THE PROBLEM:
Go through the entries below and write each one out exactly.

#### RECORDS SUPPLIED

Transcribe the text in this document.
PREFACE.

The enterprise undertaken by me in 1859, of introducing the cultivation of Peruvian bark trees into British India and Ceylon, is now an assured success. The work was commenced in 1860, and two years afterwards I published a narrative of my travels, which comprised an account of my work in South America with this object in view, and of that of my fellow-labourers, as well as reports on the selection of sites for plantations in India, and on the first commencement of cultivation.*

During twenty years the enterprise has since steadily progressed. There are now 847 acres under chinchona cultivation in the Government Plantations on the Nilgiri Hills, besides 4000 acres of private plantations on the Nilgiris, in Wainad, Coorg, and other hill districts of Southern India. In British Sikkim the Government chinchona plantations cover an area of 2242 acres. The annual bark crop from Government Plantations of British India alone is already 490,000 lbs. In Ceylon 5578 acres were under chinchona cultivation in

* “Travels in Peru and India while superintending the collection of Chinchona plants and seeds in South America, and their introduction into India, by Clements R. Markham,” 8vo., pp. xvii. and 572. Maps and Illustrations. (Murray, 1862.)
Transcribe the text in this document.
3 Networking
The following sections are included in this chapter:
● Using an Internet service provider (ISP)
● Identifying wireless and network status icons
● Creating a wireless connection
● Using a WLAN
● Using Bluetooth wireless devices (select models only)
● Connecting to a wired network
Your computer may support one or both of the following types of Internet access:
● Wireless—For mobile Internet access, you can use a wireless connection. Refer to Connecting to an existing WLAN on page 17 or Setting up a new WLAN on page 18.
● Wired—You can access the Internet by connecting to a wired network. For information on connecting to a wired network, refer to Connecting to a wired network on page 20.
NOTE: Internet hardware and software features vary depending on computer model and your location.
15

########

FULL OUTPUT:
Transcribe the text in this document.
PREFACE.

The enterprise undertaken by me in 1859, of introducing the cultivation of Peruvian bark trees into British India and Ceylon, is now an assured success. The work was commenced in 1860, and two years afterwards I published a narrative of my travels, which comprised an account of my work in South America with this object in view, and of that of my fellow-labourers, as well as reports on the selection of sites for plantations in India, and on the first commencement of cultivation.*

During twenty years the enterprise has since steadily progressed. There are now 847 acres under chinchona cultivation in the Government Plantations on the Nilgiri Hills, besides 4000 acres of private plantations on the Nilgiris, in Wainad, Coorg, and other hill districts of Southern India. In British Sikkim the Government chinchona plantations cover an area of 2242 acres. The annual bark crop from Government Plantations of British India alone is already 490,000 lbs. In Ceylon 5578 acres were under chinchona cultivation in

* “Travels in Peru and India while superintending the collection of Chinchona plants and seeds in South America, and their introduction into India, by Clements R. Markham,” 8vo., pp. xvii. and 572. Maps and Illustrations. (Murray, 1862.)
Transcribe the text in this document.
3 Networking
The following sections are included in this chapter:
● Using an Internet service provider (ISP)
● Identifying wireless and network status icons
● Creating a wireless connection
● Using a WLAN
● Using Bluetooth wireless devices (select models only)
● Connecting to a wired network
Your computer may support one or both of the following types of Internet access:
● Wireless—For mobile Internet access, you can use a wireless connection. Refer to Connecting to an existing WLAN on page 17 or Setting up a new WLAN on page 18.
● Wired—You can access the Internet by connecting to a wired network. For information on connecting to a wired network, refer to Connecting to a wired network on page 20.
NOTE: Internet hardware and software features vary depending on computer model and your location.
15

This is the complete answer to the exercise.